### Problem description
In the material below, list every line carrying the string "color".

Entries with figure data
┌────────
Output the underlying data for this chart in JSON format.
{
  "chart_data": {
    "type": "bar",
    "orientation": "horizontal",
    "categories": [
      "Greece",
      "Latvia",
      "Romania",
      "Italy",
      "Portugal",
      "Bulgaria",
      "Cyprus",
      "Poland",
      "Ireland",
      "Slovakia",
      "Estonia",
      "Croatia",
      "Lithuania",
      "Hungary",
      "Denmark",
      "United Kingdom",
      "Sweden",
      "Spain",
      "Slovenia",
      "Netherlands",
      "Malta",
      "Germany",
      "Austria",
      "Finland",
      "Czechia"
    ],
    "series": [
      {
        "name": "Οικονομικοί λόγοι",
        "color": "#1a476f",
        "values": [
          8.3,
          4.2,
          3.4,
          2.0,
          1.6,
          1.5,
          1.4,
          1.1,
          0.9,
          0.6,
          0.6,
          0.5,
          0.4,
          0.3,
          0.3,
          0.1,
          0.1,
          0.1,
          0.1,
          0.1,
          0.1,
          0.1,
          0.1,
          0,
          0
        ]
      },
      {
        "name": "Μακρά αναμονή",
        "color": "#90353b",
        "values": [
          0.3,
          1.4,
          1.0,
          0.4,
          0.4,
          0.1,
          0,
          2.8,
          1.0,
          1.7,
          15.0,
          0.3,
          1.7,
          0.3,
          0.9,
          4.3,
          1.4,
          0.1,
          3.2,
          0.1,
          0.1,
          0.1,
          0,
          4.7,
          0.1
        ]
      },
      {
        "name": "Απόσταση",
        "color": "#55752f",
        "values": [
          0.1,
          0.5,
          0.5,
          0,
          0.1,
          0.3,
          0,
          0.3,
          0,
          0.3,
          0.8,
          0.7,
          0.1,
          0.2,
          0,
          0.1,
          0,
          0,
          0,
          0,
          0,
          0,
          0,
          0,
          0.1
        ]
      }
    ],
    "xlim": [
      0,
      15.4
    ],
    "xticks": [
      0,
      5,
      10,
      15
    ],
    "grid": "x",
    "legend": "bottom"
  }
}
└────────
### The result
        "color": "#1a476f",
        "color": "#90353b",
        "color": "#55752f",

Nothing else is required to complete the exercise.